(Coordinate annotation records)

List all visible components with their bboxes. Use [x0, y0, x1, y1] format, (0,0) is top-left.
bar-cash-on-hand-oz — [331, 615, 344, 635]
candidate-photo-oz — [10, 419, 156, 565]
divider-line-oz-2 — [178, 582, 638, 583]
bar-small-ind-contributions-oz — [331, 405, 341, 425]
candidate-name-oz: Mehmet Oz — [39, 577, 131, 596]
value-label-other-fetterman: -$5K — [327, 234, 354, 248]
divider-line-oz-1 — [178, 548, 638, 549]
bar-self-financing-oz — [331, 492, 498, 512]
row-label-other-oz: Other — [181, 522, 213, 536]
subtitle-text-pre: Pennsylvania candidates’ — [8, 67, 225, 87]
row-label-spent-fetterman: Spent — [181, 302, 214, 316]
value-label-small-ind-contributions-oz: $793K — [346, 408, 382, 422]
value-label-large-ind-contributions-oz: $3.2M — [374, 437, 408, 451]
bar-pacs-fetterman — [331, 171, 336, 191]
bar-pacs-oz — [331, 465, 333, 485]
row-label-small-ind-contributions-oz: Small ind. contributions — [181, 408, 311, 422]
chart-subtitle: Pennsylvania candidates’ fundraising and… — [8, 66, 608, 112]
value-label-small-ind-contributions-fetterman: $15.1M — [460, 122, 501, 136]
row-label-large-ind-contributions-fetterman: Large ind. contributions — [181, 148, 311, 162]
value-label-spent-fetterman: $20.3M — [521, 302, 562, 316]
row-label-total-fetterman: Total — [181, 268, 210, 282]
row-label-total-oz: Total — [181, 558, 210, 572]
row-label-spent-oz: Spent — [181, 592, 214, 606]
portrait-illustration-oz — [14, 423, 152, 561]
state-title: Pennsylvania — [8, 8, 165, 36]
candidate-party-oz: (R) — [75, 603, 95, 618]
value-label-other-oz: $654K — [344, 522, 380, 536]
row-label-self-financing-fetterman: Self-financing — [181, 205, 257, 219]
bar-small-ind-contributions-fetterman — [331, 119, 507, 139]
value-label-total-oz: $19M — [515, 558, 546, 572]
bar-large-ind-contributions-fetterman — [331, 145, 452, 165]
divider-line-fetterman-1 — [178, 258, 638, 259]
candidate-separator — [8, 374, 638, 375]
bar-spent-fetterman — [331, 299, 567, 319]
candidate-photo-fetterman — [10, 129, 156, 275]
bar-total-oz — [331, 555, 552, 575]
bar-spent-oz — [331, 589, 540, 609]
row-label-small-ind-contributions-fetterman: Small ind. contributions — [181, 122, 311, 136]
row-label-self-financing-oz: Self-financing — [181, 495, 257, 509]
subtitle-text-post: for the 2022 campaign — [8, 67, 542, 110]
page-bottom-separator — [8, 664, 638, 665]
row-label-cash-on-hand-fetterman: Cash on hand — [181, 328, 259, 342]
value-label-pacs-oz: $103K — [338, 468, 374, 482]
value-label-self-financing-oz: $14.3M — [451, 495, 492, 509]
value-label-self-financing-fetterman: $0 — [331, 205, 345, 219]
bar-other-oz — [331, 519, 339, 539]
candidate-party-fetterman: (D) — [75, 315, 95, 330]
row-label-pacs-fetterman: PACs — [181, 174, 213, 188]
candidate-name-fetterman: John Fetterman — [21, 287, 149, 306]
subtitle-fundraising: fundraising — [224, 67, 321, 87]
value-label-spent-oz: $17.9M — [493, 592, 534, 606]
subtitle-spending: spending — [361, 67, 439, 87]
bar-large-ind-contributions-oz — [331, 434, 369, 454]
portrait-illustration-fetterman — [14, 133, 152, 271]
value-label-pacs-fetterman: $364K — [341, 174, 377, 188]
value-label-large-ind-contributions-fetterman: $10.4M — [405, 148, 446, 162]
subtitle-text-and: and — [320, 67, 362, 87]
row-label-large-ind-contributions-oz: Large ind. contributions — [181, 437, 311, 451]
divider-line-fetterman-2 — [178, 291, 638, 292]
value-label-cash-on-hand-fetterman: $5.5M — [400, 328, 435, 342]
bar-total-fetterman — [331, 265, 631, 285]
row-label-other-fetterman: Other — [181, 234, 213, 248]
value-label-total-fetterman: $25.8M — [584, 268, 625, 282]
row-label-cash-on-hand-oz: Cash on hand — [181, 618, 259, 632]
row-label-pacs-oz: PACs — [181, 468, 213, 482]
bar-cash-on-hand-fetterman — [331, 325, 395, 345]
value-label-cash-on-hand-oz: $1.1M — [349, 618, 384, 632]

** Direction **
Update the listing by changing every "Cash on hand" to "Cash remaining" and leaving everything else as it is.

** Result for this exercise **
List all visible components with their bboxes. Use [x0, y0, x1, y1] format, (0,0) is top-left.
bar-cash-on-hand-oz — [331, 615, 344, 635]
candidate-photo-oz — [10, 419, 156, 565]
divider-line-oz-2 — [178, 582, 638, 583]
bar-small-ind-contributions-oz — [331, 405, 341, 425]
candidate-name-oz: Mehmet Oz — [39, 577, 131, 596]
value-label-other-fetterman: -$5K — [327, 234, 354, 248]
divider-line-oz-1 — [178, 548, 638, 549]
bar-self-financing-oz — [331, 492, 498, 512]
row-label-other-oz: Other — [181, 522, 213, 536]
subtitle-text-pre: Pennsylvania candidates’ — [8, 67, 225, 87]
row-label-spent-fetterman: Spent — [181, 302, 214, 316]
value-label-small-ind-contributions-oz: $793K — [346, 408, 382, 422]
value-label-large-ind-contributions-oz: $3.2M — [374, 437, 408, 451]
bar-pacs-fetterman — [331, 171, 336, 191]
bar-pacs-oz — [331, 465, 333, 485]
row-label-small-ind-contributions-oz: Small ind. contributions — [181, 408, 311, 422]
chart-subtitle: Pennsylvania candidates’ fundraising and… — [8, 66, 608, 112]
value-label-small-ind-contributions-fetterman: $15.1M — [460, 122, 501, 136]
row-label-large-ind-contributions-fetterman: Large ind. contributions — [181, 148, 311, 162]
value-label-spent-fetterman: $20.3M — [521, 302, 562, 316]
row-label-total-fetterman: Total — [181, 268, 210, 282]
row-label-total-oz: Total — [181, 558, 210, 572]
row-label-spent-oz: Spent — [181, 592, 214, 606]
portrait-illustration-oz — [14, 423, 152, 561]
state-title: Pennsylvania — [8, 8, 165, 36]
candidate-party-oz: (R) — [75, 603, 95, 618]
value-label-other-oz: $654K — [344, 522, 380, 536]
row-label-self-financing-fetterman: Self-financing — [181, 205, 257, 219]
bar-small-ind-contributions-fetterman — [331, 119, 507, 139]
value-label-total-oz: $19M — [515, 558, 546, 572]
bar-large-ind-contributions-fetterman — [331, 145, 452, 165]
divider-line-fetterman-1 — [178, 258, 638, 259]
candidate-separator — [8, 374, 638, 375]
bar-spent-fetterman — [331, 299, 567, 319]
candidate-photo-fetterman — [10, 129, 156, 275]
bar-total-oz — [331, 555, 552, 575]
bar-spent-oz — [331, 589, 540, 609]
row-label-small-ind-contributions-fetterman: Small ind. contributions — [181, 122, 311, 136]
row-label-self-financing-oz: Self-financing — [181, 495, 257, 509]
subtitle-text-post: for the 2022 campaign — [8, 67, 542, 110]
page-bottom-separator — [8, 664, 638, 665]
row-label-cash-on-hand-fetterman: Cash remaining — [181, 328, 259, 342]
value-label-pacs-oz: $103K — [338, 468, 374, 482]
value-label-self-financing-oz: $14.3M — [451, 495, 492, 509]
value-label-self-financing-fetterman: $0 — [331, 205, 345, 219]
bar-other-oz — [331, 519, 339, 539]
candidate-party-fetterman: (D) — [75, 315, 95, 330]
row-label-pacs-fetterman: PACs — [181, 174, 213, 188]
candidate-name-fetterman: John Fetterman — [21, 287, 149, 306]
subtitle-fundraising: fundraising — [224, 67, 321, 87]
value-label-spent-oz: $17.9M — [493, 592, 534, 606]
subtitle-spending: spending — [361, 67, 439, 87]
bar-large-ind-contributions-oz — [331, 434, 369, 454]
portrait-illustration-fetterman — [14, 133, 152, 271]
value-label-pacs-fetterman: $364K — [341, 174, 377, 188]
value-label-large-ind-contributions-fetterman: $10.4M — [405, 148, 446, 162]
subtitle-text-and: and — [320, 67, 362, 87]
row-label-large-ind-contributions-oz: Large ind. contributions — [181, 437, 311, 451]
divider-line-fetterman-2 — [178, 291, 638, 292]
value-label-cash-on-hand-fetterman: $5.5M — [400, 328, 435, 342]
bar-total-fetterman — [331, 265, 631, 285]
row-label-other-fetterman: Other — [181, 234, 213, 248]
value-label-total-fetterman: $25.8M — [584, 268, 625, 282]
row-label-cash-on-hand-oz: Cash remaining — [181, 618, 259, 632]
row-label-pacs-oz: PACs — [181, 468, 213, 482]
bar-cash-on-hand-fetterman — [331, 325, 395, 345]
value-label-cash-on-hand-oz: $1.1M — [349, 618, 384, 632]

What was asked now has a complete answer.